WHAT NEEDS TO BE DONE
Repeat each line exactly, leaving nothing out.

TASK INPUTS
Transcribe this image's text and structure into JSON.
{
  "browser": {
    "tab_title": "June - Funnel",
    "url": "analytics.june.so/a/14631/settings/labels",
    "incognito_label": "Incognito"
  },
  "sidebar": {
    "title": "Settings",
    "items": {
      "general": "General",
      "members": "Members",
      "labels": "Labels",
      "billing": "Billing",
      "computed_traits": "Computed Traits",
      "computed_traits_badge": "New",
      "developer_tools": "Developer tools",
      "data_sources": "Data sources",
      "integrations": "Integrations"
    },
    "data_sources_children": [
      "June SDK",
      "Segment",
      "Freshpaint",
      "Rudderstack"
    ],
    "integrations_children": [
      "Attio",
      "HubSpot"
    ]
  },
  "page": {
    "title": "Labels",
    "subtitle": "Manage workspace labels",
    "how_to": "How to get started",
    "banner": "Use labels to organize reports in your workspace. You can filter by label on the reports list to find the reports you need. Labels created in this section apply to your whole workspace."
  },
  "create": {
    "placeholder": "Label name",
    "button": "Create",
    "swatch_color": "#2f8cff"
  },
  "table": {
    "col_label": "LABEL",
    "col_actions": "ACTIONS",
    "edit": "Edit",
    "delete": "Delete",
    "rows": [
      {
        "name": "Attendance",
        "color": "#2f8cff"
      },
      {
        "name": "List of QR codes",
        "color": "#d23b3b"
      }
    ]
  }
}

TASK RESULT
Transcribe this image's text and structure into JSON.
{
  "browser": {
    "tab_title": "June - Funnel",
    "url": "analytics.june.so/a/14631/settings/labels",
    "incognito_label": "Incognito"
  },
  "sidebar": {
    "title": "Settings",
    "items": {
      "general": "General",
      "members": "Members",
      "labels": "Labels",
      "billing": "Billing",
      "computed_traits": "Computed Traits",
      "computed_traits_badge": "New",
      "developer_tools": "Developer tools",
      "data_sources": "Data sources",
      "integrations": "Integrations"
    },
    "data_sources_children": [
      "June SDK",
      "Segment",
      "Freshpaint",
      "Rudderstack"
    ],
    "integrations_children": [
      "Attio",
      "HubSpot"
    ]
  },
  "page": {
    "title": "Labels",
    "subtitle": "Manage workspace labels",
    "how_to": "How to get started",
    "banner": "Use labels to organize reports in your workspace. You can filter by label on the reports list to find the reports you need. Labels created in this section apply to your whole workspace."
  },
  "create": {
    "placeholder": "Label name",
    "button": "Create",
    "swatch_color": "#2f8cff"
  },
  "table": {
    "col_label": "LABEL",
    "col_actions": "ACTIONS",
    "edit": "Edit",
    "delete": "Delete",
    "rows": [
      {
        "name": "Attendance",
        "color": "#2f8cff"
      },
      {
        "name": "List of QR codes",
        "color": "#d23b3b"
      }
    ]
  }
}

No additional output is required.